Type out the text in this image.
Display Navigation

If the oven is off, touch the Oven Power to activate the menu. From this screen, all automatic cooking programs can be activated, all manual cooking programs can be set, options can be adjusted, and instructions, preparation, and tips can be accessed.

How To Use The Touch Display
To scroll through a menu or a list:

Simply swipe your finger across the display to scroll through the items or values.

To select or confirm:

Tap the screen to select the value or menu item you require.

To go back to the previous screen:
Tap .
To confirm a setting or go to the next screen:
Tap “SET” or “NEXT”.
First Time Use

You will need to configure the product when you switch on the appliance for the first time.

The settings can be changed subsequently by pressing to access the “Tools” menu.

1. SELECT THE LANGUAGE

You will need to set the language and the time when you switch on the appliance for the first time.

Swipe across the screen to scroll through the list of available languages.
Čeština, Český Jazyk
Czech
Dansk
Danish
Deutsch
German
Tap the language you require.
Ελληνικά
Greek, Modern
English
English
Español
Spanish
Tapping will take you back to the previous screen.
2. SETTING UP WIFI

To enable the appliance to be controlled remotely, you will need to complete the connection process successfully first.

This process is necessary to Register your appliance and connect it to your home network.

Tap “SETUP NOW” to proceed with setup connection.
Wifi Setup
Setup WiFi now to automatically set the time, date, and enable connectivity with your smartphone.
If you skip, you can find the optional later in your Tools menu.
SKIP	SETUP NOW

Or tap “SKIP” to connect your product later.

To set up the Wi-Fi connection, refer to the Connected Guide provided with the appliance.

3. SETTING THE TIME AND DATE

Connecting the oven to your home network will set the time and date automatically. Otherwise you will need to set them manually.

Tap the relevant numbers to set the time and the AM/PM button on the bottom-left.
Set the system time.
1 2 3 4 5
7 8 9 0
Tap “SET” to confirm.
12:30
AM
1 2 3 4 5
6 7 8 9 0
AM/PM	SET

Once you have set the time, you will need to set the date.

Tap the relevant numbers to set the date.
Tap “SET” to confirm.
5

-------------------------

In the material above, find the lines that contain "across" and show them.

| Result for this task |
Simply swipe your finger across the display to scroll through the items or values.
Swipe across the screen to scroll through the list of available languages.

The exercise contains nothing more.